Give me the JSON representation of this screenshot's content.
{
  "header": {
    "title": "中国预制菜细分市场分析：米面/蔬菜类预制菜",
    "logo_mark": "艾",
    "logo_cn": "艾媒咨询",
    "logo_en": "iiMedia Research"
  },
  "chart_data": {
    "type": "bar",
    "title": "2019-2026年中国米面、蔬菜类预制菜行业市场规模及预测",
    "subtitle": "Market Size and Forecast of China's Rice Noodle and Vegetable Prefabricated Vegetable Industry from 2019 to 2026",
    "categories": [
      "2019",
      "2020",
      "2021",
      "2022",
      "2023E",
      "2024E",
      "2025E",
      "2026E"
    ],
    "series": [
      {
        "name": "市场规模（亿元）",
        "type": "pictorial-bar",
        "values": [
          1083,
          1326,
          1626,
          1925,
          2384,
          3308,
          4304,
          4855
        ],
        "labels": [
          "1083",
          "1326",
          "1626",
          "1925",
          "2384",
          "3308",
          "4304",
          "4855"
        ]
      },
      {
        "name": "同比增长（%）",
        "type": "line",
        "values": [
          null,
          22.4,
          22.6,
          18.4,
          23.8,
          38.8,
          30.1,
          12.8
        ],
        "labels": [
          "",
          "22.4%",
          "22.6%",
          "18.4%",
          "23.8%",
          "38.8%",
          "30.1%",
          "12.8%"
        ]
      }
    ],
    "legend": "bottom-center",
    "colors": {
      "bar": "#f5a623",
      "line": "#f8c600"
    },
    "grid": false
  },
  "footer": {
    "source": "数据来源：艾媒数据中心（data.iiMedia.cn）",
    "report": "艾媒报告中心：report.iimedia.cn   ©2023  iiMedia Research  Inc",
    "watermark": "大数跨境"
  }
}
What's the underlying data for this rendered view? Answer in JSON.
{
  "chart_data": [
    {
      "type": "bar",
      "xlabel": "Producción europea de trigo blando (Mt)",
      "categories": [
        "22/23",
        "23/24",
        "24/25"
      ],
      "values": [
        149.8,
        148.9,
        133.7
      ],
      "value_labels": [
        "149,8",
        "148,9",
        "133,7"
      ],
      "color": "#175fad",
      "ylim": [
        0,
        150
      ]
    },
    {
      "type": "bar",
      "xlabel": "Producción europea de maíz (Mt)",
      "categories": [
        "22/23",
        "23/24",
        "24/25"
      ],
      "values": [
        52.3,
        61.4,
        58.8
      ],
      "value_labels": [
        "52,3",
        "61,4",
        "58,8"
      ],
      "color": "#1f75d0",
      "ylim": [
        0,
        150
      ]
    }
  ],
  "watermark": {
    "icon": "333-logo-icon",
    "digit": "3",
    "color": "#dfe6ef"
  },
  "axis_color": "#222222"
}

------------------------------------------------------------------------

→ The request:
From the entries above, extract every line where the word "type" appears.

→ Correct response:
    "type": "bar",
        "type": "pictorial-bar",
        "type": "line",
      "type": "bar",
      "type": "bar",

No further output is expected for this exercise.